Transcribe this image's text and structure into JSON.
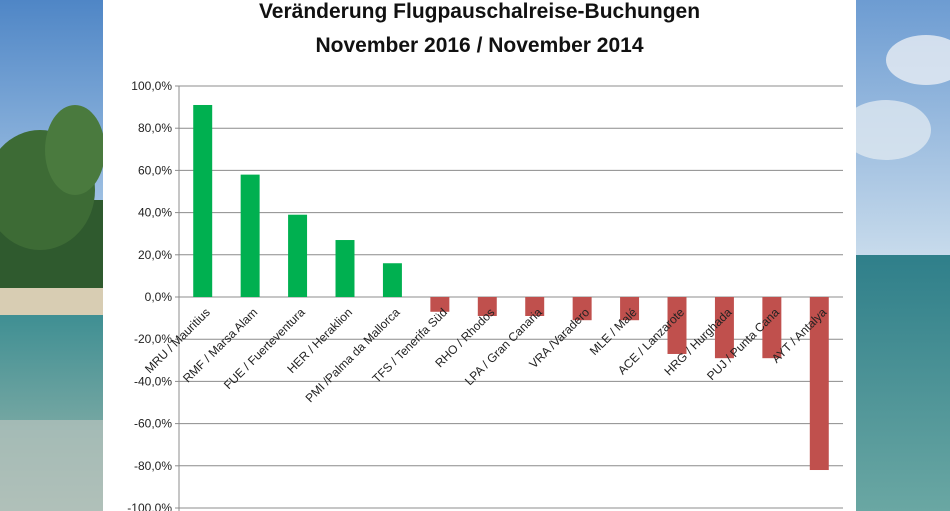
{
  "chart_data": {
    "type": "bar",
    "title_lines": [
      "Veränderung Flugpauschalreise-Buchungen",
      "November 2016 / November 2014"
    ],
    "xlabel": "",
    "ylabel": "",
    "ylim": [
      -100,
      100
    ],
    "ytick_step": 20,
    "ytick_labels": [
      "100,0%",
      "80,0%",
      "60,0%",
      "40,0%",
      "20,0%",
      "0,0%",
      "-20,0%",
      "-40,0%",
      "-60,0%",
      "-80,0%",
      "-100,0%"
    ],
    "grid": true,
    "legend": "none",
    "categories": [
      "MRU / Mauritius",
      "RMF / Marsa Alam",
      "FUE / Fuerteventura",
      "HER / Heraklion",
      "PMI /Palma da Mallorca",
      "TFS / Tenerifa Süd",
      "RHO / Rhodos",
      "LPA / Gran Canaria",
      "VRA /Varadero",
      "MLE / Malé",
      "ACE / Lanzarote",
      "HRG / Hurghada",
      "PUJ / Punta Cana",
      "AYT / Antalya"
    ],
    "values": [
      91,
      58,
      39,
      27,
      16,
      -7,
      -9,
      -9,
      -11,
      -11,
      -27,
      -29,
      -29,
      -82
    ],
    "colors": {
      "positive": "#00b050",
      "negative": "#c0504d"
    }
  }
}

---

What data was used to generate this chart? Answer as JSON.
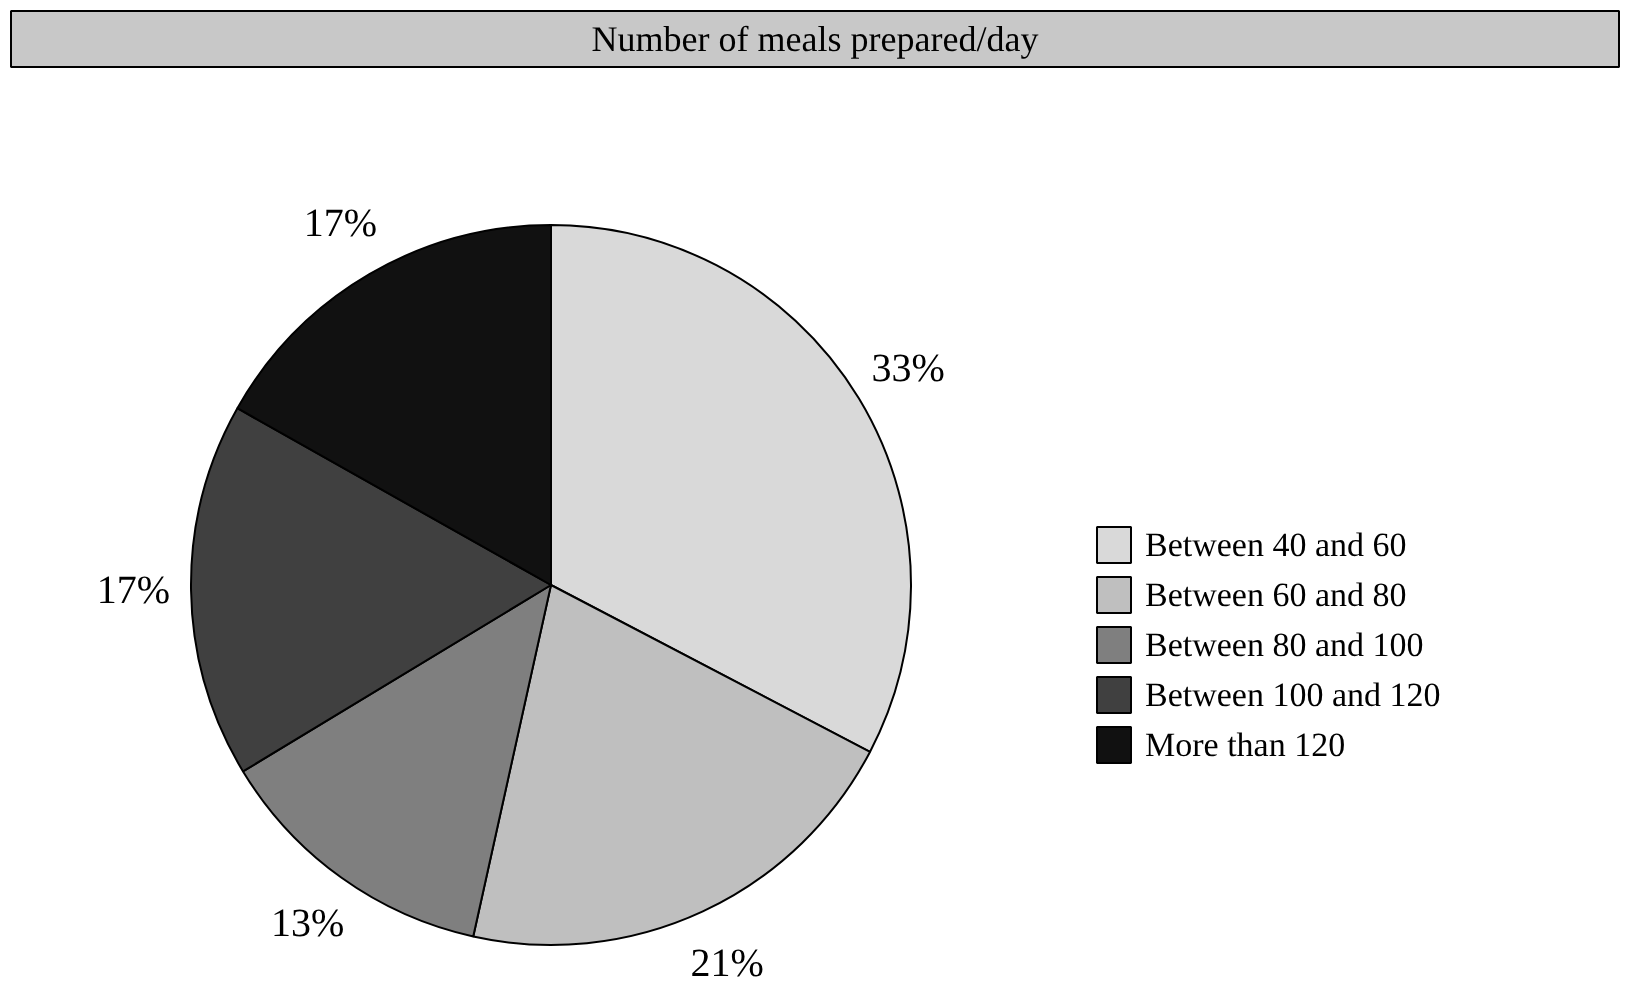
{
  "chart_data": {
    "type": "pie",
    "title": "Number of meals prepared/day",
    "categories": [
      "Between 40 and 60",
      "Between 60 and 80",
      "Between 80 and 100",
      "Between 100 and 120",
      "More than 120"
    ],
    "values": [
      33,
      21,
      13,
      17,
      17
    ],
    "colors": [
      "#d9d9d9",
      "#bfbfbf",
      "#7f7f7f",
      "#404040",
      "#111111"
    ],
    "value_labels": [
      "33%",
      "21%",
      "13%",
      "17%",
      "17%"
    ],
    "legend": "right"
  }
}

- STATED PROBLEM
What is the number of lines holding the word "this"? State it alone.

- SOLUTION TO THE EXERCISE
2